**STATED GOAL:** In the material below, find every line with "mois" and pull it out.

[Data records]
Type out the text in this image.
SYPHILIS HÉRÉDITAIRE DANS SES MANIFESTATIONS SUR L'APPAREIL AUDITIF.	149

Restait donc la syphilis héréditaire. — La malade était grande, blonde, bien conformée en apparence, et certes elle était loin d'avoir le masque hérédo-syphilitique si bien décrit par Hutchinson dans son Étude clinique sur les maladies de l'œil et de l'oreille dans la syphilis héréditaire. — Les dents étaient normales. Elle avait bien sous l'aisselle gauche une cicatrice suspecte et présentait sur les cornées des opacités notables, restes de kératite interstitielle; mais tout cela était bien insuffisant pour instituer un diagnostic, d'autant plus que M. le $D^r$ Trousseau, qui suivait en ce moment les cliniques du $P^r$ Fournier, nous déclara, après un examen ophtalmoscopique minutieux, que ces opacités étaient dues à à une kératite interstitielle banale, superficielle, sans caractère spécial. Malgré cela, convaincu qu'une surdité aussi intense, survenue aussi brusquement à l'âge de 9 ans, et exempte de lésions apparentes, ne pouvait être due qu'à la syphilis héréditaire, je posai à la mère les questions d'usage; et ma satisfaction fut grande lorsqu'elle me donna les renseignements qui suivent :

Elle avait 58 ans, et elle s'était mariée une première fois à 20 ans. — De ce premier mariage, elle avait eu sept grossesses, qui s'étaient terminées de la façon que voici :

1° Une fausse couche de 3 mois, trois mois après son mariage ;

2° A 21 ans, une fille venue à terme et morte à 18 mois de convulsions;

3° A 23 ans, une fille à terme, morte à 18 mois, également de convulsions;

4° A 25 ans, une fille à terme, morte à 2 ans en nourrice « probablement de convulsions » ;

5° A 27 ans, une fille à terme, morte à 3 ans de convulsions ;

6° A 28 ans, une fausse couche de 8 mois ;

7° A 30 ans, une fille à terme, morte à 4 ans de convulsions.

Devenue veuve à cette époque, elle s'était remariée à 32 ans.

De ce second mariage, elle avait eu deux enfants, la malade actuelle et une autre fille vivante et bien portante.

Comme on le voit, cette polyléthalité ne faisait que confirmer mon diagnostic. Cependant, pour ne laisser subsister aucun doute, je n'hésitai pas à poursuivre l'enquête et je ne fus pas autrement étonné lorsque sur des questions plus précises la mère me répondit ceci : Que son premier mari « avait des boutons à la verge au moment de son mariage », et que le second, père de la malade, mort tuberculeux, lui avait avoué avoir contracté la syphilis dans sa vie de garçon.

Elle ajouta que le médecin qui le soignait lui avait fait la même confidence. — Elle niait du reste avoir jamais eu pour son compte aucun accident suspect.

**ANSWER TO THIS PROBLEM:**
1° Une fausse couche de 3 mois, trois mois après son mariage ;
2° A 21 ans, une fille venue à terme et morte à 18 mois de convulsions;
3° A 23 ans, une fille à terme, morte à 18 mois, également de convulsions;
6° A 28 ans, une fausse couche de 8 mois ;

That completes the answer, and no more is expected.